[START]
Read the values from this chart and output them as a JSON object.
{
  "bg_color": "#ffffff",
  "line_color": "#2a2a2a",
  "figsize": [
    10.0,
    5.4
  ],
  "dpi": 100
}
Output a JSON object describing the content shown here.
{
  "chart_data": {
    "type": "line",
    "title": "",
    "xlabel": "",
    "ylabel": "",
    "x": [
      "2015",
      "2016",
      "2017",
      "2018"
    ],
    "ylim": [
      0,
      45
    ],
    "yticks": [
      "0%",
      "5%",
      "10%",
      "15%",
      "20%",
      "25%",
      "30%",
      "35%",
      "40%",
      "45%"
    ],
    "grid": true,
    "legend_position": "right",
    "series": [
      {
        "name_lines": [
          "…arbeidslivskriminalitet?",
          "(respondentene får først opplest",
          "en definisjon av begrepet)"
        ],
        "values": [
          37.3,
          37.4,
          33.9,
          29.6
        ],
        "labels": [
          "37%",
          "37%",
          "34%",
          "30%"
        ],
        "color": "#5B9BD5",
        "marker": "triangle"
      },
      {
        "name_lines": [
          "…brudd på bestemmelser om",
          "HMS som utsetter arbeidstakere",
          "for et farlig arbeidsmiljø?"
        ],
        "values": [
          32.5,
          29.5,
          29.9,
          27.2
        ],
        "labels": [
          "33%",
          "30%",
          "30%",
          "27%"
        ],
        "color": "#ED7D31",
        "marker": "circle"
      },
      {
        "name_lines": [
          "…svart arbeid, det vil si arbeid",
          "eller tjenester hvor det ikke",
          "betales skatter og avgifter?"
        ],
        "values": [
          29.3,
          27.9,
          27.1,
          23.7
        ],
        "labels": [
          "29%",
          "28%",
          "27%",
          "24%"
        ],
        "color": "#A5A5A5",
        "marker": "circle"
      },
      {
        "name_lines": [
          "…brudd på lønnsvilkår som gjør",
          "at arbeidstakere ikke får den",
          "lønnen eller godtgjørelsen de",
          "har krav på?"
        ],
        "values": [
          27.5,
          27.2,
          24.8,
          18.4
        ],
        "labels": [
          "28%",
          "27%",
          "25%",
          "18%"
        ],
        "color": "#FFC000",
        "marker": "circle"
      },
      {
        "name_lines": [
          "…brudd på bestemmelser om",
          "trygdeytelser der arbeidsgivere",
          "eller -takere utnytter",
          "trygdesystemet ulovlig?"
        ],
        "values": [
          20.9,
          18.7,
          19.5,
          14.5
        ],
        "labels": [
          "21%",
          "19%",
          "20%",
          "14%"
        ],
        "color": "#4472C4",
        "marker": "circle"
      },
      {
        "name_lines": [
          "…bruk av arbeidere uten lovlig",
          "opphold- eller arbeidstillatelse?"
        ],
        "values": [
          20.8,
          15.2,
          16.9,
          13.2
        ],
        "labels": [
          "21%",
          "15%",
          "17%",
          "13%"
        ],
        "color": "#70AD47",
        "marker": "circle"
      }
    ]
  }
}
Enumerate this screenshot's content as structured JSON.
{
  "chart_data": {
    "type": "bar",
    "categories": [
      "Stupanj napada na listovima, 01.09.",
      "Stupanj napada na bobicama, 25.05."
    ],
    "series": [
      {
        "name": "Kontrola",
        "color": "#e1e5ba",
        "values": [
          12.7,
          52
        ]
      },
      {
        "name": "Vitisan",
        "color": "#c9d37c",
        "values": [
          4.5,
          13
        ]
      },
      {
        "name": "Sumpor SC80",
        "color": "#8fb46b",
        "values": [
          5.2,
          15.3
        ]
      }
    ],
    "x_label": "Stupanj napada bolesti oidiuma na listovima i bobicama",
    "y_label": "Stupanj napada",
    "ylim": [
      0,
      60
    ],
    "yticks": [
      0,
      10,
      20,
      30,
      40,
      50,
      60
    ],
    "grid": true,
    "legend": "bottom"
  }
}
[END]
### [What is asked]
Tally the lines of the preceding listing in which the word "napada" appears; state nothing but the total.

### [Correct result]
4